Some records:
________________

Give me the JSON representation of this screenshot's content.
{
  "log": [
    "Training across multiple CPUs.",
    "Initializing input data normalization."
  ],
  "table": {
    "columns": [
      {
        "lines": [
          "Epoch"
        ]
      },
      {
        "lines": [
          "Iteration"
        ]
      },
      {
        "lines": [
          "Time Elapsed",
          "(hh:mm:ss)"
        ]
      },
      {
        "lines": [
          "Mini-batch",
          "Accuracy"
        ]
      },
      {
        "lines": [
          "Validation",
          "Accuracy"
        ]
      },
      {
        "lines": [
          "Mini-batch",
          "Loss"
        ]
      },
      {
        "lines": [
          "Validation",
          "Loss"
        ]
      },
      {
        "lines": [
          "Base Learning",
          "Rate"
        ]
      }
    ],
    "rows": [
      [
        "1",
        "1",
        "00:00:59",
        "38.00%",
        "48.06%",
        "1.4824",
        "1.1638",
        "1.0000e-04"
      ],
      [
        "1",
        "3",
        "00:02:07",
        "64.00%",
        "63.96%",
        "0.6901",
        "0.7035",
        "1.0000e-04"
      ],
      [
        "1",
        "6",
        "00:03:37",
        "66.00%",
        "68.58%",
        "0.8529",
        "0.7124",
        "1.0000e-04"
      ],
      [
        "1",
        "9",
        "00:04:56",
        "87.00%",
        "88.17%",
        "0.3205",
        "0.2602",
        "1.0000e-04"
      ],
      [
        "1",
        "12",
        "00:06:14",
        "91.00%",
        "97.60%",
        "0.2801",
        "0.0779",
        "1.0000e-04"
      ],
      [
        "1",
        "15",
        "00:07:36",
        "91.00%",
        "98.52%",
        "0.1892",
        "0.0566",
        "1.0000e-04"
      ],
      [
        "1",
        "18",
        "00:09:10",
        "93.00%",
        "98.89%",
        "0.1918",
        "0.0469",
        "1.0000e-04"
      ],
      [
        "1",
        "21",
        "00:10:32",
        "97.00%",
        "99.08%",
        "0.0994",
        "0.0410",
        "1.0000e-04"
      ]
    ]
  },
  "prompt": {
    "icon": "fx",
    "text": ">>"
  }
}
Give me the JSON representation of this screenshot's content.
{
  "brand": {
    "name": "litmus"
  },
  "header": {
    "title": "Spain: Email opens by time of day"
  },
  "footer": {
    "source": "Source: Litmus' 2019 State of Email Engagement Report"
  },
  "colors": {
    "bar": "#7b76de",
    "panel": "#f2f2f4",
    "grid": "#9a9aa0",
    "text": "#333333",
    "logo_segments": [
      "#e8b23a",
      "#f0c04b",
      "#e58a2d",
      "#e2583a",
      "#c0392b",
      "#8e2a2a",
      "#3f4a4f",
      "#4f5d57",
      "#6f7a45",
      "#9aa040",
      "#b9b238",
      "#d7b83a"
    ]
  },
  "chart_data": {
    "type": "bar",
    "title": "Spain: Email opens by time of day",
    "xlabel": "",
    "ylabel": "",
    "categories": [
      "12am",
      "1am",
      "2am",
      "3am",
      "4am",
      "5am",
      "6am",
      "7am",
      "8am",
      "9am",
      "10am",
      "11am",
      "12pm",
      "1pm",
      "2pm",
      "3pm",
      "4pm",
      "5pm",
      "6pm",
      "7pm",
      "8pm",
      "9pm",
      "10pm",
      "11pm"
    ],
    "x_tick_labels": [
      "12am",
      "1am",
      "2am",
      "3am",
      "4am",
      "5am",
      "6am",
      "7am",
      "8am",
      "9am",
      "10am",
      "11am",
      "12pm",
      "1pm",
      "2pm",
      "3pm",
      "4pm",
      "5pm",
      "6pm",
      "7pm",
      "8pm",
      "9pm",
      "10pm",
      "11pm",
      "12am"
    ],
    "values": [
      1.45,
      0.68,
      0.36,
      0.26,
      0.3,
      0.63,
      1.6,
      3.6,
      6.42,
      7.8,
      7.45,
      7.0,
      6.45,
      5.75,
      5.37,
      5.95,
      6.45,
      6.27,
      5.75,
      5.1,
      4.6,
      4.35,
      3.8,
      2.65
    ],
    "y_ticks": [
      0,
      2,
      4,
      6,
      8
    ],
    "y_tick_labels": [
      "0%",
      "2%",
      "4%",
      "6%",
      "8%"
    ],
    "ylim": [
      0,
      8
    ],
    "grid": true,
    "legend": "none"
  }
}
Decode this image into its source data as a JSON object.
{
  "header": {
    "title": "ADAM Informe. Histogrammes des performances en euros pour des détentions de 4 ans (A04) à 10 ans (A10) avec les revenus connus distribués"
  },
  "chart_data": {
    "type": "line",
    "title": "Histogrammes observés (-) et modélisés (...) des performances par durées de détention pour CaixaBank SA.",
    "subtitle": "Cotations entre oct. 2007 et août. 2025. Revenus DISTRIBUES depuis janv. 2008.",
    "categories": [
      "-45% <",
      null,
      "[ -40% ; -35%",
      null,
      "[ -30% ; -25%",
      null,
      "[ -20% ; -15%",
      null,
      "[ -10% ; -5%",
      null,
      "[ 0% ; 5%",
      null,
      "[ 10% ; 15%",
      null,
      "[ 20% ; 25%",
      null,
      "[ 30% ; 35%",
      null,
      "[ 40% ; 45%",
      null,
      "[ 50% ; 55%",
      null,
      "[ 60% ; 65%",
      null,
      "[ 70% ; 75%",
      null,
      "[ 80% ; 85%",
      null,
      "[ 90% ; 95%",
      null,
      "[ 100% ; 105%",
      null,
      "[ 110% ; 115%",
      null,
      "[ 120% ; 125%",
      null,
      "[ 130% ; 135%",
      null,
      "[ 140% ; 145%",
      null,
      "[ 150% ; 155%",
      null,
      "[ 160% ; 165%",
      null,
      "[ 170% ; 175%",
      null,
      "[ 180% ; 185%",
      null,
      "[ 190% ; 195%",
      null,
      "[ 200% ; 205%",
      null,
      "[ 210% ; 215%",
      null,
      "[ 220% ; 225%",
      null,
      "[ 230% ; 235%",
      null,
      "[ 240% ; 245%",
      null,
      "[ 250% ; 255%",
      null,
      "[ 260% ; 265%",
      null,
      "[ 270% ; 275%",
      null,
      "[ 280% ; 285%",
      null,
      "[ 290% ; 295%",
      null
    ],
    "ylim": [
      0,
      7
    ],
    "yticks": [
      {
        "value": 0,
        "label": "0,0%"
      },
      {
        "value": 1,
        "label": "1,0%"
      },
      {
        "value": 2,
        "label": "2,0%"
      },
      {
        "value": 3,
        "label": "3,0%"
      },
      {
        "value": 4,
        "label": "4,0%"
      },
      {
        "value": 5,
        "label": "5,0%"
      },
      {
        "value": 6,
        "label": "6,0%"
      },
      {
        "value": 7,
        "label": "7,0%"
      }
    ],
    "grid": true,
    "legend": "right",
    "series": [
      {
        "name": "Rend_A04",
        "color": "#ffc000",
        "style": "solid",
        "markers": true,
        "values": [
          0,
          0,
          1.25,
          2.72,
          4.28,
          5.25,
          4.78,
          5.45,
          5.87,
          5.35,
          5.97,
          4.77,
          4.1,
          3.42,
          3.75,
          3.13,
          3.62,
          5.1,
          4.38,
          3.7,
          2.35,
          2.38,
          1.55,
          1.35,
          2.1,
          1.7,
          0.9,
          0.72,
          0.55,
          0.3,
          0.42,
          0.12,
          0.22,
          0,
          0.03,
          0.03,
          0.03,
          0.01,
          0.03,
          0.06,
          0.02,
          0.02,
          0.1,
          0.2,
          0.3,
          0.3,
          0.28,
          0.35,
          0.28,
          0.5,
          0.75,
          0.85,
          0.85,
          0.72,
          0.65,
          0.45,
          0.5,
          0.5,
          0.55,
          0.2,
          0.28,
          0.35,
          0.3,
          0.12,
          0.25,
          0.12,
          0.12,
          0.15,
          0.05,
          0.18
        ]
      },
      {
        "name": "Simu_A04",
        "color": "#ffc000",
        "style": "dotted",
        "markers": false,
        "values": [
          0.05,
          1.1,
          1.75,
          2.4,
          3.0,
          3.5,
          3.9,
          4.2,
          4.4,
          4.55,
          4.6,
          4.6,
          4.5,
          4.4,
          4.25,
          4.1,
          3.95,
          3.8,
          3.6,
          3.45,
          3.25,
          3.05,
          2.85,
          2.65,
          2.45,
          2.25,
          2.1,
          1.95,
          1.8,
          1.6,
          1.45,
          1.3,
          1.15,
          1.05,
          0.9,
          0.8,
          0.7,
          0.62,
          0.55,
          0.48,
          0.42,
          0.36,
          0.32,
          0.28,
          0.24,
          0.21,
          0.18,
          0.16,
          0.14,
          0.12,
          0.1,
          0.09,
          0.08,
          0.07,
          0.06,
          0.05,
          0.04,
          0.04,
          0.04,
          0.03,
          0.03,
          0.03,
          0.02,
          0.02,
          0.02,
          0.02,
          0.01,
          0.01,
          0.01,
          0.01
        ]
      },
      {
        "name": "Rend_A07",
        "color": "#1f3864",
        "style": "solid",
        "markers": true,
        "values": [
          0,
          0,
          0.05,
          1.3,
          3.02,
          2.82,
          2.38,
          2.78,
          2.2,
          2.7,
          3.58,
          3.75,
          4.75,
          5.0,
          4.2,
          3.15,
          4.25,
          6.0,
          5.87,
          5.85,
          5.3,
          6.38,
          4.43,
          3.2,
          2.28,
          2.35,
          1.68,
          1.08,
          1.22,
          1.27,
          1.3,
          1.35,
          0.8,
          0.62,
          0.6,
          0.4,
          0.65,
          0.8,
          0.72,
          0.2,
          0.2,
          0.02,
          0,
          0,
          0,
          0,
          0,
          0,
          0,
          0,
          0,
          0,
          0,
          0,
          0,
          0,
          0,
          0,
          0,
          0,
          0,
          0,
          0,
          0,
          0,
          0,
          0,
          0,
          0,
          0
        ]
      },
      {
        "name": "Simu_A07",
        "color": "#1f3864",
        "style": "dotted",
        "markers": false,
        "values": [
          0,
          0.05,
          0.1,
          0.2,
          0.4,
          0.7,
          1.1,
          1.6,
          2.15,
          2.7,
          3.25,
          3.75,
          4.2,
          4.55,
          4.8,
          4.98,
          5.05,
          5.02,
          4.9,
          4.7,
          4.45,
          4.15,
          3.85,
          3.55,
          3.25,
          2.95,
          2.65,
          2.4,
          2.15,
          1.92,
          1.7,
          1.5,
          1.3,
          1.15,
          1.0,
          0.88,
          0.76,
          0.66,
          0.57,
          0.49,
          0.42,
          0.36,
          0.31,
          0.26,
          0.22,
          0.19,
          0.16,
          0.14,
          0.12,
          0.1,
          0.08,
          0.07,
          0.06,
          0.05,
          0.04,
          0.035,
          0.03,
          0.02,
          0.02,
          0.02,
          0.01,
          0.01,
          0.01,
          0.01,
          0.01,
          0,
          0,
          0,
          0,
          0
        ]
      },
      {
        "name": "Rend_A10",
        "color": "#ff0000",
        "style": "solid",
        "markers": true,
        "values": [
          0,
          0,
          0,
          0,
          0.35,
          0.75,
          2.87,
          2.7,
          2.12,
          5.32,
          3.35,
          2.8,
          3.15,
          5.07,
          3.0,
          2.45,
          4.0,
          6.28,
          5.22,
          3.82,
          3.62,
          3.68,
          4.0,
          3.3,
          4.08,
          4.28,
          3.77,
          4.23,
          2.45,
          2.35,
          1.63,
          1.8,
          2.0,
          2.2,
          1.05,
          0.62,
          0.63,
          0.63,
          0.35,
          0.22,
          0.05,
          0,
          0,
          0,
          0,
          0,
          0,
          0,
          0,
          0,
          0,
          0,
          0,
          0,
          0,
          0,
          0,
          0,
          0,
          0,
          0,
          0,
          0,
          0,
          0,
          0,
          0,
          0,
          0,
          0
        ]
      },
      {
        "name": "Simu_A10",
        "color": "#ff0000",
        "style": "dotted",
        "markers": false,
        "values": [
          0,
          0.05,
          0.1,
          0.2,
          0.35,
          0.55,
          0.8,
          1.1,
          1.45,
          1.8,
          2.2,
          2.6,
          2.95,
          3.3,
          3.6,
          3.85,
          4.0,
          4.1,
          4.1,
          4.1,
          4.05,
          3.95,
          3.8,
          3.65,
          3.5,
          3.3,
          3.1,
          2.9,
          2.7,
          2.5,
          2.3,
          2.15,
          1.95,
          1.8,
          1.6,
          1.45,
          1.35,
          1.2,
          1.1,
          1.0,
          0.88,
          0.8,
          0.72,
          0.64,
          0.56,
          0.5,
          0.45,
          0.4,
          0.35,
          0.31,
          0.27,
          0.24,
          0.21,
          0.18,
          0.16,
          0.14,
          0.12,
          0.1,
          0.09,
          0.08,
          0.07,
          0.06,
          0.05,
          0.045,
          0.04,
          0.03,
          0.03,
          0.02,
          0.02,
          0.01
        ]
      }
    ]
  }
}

________________

# INSTRUCTIONS TO FOLLOW:
Only the number is wanted: how many lines in the entries above contain the word "Email"?

# CORRECT OUTPUT:
3